* begin *
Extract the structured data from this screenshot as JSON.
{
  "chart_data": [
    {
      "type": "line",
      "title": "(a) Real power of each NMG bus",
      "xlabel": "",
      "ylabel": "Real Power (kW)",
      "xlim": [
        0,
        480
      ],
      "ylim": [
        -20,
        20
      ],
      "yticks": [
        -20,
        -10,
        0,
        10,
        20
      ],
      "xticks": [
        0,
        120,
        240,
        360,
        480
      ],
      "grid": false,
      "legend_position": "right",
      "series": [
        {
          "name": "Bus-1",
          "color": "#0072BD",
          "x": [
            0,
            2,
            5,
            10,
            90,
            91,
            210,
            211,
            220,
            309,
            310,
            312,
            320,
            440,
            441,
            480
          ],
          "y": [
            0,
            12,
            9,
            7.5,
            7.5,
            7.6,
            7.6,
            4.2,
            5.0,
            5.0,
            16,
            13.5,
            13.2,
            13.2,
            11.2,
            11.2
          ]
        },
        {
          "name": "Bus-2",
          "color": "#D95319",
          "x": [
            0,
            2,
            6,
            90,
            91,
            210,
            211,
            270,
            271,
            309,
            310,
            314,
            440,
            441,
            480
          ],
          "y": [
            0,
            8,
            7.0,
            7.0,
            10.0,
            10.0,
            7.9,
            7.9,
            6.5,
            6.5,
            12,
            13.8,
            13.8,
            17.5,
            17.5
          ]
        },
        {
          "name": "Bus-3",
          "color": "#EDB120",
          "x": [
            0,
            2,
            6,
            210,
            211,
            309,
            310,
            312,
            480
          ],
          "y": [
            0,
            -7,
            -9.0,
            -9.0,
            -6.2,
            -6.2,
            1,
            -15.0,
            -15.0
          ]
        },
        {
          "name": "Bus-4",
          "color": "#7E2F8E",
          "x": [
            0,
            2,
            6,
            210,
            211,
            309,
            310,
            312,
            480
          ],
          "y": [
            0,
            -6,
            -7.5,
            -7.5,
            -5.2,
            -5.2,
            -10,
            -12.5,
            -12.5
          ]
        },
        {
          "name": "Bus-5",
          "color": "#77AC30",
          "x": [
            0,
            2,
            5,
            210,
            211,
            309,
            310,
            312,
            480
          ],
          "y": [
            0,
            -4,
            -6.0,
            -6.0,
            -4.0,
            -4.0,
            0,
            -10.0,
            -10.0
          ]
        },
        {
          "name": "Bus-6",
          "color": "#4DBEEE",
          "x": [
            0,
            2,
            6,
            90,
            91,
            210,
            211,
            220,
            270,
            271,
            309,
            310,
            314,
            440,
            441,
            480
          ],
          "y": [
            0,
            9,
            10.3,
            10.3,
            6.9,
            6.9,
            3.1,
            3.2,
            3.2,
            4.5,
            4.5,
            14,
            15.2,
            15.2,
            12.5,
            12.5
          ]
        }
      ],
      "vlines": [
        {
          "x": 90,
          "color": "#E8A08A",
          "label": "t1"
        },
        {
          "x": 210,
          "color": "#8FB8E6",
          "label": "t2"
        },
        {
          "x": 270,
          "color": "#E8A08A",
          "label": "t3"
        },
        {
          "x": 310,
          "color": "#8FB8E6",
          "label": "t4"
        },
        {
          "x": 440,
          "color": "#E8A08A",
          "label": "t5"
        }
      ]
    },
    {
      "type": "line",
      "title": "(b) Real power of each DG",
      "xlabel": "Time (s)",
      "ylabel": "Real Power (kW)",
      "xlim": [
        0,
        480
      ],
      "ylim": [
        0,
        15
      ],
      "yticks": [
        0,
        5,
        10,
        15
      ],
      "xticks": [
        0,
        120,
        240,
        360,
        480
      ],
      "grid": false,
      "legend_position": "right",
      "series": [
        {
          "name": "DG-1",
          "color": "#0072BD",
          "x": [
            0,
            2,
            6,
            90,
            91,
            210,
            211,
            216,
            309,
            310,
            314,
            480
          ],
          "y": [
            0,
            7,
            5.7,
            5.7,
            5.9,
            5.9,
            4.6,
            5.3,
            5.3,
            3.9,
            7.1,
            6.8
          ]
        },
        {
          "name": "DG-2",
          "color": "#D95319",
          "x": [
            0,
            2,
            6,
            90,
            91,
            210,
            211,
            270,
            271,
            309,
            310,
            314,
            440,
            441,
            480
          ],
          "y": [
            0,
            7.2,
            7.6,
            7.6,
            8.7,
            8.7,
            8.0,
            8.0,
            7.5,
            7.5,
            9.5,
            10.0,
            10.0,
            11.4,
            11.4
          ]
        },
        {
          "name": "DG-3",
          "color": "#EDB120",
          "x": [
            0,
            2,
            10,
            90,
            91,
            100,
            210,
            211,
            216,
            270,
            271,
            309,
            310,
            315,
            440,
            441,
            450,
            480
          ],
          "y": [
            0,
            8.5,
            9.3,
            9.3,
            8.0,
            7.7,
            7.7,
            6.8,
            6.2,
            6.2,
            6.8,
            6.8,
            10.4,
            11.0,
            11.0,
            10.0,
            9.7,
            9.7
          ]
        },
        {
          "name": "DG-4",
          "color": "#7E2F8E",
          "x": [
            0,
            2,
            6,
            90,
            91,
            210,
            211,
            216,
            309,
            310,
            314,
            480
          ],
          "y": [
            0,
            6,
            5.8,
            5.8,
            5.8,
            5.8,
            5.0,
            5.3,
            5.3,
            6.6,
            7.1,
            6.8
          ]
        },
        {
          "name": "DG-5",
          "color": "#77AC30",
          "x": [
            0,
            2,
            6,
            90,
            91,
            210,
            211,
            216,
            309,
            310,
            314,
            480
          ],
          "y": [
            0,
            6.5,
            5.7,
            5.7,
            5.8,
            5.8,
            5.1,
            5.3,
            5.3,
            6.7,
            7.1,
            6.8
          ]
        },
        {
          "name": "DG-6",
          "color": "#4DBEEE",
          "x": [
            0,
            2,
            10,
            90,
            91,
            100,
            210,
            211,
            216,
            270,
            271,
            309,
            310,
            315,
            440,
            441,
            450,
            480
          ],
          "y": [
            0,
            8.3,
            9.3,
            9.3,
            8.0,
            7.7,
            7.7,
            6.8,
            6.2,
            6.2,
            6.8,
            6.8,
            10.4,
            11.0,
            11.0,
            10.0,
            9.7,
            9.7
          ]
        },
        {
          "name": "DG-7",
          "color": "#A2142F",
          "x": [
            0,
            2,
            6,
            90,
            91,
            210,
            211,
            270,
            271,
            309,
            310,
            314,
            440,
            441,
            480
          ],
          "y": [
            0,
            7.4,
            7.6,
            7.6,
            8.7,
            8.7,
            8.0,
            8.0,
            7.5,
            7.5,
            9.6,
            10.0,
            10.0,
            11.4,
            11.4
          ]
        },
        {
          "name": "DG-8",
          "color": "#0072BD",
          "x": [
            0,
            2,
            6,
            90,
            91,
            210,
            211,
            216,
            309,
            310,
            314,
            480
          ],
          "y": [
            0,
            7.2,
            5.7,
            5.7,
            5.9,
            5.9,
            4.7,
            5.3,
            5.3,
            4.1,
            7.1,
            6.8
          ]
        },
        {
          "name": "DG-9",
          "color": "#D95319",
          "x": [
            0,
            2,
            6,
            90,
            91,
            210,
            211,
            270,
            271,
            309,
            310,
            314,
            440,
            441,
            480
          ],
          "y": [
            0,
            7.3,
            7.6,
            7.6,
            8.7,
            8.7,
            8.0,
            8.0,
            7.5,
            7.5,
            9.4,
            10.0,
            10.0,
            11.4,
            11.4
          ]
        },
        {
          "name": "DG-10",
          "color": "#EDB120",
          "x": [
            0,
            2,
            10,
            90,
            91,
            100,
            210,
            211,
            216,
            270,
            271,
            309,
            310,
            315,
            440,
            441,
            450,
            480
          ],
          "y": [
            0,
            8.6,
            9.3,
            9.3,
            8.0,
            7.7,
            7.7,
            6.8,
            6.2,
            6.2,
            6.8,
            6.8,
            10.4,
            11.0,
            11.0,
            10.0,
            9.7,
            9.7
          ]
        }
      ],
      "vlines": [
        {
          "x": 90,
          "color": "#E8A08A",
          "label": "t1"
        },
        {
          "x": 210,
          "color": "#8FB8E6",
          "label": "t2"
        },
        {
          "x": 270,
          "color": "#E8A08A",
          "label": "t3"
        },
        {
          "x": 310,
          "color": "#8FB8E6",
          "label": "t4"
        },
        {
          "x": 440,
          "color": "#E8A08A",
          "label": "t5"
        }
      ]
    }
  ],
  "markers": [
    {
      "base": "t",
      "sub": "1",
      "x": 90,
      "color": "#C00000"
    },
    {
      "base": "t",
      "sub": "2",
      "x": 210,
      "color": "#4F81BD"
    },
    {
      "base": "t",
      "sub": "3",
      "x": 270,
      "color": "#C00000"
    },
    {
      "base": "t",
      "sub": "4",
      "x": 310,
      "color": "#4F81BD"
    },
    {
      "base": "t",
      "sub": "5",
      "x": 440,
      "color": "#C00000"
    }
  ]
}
* end *
• **GOAL**:
Tally the lines of the data that contain the string "each" and report the total alone.

• **FULL ANSWER**:
2